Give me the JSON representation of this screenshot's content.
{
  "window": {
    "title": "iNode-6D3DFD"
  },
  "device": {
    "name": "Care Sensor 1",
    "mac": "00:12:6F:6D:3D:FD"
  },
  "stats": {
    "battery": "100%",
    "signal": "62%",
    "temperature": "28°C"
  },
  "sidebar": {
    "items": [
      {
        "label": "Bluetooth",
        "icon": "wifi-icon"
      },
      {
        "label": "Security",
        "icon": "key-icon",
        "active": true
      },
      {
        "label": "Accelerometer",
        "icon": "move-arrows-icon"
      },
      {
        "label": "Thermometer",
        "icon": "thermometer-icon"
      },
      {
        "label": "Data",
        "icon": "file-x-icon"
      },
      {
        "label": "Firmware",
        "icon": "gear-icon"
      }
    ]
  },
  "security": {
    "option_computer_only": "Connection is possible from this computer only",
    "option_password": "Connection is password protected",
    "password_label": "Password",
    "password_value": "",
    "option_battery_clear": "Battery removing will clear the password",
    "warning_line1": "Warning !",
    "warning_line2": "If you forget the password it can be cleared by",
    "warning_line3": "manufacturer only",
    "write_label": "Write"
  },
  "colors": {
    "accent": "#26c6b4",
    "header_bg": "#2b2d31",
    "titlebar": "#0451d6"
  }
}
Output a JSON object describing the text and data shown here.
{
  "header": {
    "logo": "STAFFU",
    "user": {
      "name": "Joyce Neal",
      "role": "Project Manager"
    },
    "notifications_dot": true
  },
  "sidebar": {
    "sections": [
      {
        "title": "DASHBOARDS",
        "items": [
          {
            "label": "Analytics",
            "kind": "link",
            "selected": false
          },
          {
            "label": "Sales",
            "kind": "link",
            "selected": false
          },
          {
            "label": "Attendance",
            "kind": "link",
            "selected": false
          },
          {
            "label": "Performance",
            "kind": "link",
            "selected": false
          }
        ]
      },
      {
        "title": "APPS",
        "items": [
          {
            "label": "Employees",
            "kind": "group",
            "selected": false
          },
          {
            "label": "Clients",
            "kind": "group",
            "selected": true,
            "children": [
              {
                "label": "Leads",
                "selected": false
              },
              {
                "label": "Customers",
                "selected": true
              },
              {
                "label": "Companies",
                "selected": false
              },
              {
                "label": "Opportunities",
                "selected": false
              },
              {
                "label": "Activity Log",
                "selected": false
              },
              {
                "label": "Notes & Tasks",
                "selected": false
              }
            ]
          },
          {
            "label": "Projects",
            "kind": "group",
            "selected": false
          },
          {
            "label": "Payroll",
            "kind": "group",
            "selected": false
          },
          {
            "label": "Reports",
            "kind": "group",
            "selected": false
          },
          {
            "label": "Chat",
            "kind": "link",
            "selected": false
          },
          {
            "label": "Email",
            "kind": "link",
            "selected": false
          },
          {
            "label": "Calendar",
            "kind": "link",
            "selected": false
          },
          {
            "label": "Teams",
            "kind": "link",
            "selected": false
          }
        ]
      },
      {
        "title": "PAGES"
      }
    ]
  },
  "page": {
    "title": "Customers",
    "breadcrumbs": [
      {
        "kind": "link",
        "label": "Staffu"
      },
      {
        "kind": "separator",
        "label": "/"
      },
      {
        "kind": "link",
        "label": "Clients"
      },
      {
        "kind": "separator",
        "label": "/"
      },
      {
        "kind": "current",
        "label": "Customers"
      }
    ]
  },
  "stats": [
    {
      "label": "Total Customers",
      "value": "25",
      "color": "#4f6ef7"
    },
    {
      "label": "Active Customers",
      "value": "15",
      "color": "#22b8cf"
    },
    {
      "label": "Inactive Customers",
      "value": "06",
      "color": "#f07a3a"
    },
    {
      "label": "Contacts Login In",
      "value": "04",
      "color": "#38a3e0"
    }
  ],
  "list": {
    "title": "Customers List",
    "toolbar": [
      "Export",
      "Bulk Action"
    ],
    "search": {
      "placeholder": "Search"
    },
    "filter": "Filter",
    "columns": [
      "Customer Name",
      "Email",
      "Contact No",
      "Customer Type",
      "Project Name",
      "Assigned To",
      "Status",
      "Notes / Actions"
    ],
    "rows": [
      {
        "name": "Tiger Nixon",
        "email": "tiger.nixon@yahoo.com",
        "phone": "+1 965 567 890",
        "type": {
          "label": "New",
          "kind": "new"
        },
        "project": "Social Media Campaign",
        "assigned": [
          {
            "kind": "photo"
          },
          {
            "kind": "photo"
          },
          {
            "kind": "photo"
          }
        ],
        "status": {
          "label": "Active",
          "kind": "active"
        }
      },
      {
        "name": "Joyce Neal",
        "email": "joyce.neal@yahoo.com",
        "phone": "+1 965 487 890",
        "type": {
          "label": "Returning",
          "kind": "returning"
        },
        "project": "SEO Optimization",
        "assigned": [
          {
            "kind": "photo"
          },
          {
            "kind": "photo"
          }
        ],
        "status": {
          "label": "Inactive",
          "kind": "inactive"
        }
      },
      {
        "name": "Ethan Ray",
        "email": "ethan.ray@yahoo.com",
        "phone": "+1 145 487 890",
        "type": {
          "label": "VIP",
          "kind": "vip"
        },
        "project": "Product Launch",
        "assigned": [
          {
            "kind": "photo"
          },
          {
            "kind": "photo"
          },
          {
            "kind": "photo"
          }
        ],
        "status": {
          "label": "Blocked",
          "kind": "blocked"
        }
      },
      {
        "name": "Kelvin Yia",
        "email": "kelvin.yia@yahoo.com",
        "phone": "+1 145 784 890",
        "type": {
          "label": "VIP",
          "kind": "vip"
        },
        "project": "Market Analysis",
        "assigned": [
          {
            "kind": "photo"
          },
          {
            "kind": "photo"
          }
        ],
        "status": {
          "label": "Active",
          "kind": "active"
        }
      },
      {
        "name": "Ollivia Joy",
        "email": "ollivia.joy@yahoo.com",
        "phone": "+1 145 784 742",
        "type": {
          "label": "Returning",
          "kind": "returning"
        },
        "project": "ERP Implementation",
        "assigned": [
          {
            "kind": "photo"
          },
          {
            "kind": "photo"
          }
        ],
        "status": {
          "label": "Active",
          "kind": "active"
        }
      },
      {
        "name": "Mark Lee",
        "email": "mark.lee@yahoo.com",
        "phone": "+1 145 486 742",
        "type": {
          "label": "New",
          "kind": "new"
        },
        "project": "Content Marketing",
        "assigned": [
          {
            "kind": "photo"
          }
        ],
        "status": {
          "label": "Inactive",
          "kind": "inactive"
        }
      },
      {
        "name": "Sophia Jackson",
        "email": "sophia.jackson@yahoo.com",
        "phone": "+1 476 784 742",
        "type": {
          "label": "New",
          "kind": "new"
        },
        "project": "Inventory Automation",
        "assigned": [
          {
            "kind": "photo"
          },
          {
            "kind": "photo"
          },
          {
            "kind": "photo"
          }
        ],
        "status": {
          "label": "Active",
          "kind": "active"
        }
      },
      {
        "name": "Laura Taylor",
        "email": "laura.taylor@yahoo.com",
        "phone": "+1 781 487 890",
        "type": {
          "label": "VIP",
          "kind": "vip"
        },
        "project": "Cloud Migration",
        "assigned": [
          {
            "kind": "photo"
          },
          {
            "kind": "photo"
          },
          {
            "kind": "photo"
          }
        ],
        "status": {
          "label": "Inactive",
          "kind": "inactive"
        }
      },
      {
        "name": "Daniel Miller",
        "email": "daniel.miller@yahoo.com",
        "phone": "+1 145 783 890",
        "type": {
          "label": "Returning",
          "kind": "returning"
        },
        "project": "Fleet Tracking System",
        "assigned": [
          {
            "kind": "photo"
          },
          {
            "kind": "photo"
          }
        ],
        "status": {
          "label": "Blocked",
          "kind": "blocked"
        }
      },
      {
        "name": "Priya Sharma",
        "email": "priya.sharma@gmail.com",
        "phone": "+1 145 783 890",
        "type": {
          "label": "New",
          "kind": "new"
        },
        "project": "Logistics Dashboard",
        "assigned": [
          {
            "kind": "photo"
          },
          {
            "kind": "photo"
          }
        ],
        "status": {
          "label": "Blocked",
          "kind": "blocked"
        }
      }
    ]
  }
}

==================================================

Lines holding the word "JSON" should be counted across the entries; state only how many there are.

Solution for this problem: 2